▶ _The exercise_: Reproduce word for word the lines starting at the first one and ending at the line containing "y-tick-label: 1.0 [563, 13, 581, 27]", with both ends included.

__________________________________________________

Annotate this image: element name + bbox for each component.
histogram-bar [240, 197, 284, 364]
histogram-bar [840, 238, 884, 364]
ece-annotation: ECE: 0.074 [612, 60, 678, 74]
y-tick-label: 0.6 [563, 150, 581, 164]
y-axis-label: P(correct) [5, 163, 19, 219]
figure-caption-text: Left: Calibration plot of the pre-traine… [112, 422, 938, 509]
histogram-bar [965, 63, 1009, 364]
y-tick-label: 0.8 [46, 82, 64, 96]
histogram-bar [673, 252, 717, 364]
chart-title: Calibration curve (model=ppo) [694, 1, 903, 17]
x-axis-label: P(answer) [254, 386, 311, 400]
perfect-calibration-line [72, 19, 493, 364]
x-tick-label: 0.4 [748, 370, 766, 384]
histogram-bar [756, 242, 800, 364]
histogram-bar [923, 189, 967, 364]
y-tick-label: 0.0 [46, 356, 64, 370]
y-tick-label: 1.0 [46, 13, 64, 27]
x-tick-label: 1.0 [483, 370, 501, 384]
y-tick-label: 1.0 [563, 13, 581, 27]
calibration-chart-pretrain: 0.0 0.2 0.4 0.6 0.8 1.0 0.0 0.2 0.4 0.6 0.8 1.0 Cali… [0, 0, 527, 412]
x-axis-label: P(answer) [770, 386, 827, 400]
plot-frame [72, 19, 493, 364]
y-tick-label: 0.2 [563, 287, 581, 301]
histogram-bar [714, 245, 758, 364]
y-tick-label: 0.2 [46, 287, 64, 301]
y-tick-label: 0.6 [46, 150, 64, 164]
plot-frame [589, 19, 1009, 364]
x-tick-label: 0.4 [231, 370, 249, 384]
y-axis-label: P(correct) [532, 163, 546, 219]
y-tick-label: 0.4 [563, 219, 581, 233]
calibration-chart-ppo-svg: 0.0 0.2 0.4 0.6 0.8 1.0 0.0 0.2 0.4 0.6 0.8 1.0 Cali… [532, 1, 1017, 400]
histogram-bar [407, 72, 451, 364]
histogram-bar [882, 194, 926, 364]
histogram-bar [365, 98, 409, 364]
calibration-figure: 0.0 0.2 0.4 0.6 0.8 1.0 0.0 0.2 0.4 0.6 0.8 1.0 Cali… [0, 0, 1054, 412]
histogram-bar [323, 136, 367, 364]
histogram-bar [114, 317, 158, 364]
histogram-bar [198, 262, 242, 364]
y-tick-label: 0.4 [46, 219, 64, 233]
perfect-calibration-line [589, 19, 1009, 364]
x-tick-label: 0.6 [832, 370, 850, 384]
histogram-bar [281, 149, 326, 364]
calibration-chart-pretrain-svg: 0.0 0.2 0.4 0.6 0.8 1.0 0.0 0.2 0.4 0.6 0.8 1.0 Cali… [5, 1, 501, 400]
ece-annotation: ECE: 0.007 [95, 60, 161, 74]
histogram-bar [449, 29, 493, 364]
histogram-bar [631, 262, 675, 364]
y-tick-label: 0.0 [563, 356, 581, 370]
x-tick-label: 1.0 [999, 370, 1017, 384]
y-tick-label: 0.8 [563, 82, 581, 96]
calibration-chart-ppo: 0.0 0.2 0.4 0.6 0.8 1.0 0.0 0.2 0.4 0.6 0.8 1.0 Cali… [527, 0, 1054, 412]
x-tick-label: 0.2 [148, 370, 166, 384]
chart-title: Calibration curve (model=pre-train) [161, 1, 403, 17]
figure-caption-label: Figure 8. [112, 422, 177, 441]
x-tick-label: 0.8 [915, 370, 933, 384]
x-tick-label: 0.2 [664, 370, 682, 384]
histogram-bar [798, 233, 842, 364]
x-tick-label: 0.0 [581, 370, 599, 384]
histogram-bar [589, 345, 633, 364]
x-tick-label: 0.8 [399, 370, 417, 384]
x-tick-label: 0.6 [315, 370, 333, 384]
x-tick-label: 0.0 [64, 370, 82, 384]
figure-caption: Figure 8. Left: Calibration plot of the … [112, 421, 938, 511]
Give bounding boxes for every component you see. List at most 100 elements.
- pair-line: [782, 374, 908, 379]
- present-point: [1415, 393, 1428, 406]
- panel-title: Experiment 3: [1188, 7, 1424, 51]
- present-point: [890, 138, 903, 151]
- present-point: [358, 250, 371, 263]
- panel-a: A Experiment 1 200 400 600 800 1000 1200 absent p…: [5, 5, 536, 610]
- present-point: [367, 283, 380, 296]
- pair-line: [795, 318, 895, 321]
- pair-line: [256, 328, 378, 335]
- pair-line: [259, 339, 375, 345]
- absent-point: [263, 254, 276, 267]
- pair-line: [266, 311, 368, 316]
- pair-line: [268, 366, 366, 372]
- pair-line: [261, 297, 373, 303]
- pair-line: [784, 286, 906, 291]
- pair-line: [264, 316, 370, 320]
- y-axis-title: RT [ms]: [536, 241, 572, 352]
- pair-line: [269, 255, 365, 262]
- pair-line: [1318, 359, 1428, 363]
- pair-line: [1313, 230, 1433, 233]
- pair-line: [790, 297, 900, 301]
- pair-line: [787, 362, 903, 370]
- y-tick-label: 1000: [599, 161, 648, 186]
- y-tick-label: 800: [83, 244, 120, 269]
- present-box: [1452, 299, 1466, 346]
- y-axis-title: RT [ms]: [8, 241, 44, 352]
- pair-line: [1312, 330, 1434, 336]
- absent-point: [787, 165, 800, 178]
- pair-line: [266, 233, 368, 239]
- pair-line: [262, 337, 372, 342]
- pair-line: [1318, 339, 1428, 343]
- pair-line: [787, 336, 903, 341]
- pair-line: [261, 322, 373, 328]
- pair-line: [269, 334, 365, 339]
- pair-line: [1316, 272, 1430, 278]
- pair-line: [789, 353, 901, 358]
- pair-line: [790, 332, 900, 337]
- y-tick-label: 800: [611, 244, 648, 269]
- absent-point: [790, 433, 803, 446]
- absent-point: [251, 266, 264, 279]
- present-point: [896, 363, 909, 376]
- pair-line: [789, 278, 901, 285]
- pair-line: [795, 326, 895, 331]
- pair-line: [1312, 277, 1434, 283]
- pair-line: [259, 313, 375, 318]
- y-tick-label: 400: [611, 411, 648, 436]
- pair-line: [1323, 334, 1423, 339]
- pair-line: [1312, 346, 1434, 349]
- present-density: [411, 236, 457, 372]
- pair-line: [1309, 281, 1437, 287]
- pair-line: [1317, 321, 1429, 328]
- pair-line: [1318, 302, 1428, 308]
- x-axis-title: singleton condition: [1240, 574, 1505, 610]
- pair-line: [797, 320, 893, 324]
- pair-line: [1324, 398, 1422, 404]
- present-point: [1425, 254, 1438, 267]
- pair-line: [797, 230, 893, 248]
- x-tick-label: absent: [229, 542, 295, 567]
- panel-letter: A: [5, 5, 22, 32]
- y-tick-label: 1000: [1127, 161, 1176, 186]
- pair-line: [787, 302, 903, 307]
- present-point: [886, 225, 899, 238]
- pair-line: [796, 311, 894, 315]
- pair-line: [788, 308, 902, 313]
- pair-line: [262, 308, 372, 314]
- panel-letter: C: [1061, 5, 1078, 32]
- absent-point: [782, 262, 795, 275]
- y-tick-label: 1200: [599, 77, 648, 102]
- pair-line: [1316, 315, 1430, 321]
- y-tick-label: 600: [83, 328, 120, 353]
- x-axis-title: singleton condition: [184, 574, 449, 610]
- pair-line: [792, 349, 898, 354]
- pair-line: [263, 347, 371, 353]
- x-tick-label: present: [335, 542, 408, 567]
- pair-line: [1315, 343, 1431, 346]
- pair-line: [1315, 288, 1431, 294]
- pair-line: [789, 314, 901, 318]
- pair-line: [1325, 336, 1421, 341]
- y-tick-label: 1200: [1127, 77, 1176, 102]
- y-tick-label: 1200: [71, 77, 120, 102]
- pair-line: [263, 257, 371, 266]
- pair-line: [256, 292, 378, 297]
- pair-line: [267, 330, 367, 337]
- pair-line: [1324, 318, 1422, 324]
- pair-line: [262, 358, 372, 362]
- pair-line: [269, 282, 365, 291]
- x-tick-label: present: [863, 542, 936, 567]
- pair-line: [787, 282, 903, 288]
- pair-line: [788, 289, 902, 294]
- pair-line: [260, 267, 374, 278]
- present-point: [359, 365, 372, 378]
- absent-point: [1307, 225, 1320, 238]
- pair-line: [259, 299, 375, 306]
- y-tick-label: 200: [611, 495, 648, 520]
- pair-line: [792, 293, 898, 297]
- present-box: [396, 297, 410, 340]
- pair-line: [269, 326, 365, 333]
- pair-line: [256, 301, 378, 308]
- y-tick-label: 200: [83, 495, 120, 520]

__________________________________________________

▶ _Result for this task_:
Annotate this image: element name + bbox for each component.
histogram-bar [240, 197, 284, 364]
histogram-bar [840, 238, 884, 364]
ece-annotation: ECE: 0.074 [612, 60, 678, 74]
y-tick-label: 0.6 [563, 150, 581, 164]
y-axis-label: P(correct) [5, 163, 19, 219]
figure-caption-text: Left: Calibration plot of the pre-traine… [112, 422, 938, 509]
histogram-bar [965, 63, 1009, 364]
y-tick-label: 0.8 [46, 82, 64, 96]
histogram-bar [673, 252, 717, 364]
chart-title: Calibration curve (model=ppo) [694, 1, 903, 17]
x-axis-label: P(answer) [254, 386, 311, 400]
perfect-calibration-line [72, 19, 493, 364]
x-tick-label: 0.4 [748, 370, 766, 384]
histogram-bar [756, 242, 800, 364]
histogram-bar [923, 189, 967, 364]
y-tick-label: 0.0 [46, 356, 64, 370]
y-tick-label: 1.0 [46, 13, 64, 27]
x-tick-label: 1.0 [483, 370, 501, 384]
y-tick-label: 1.0 [563, 13, 581, 27]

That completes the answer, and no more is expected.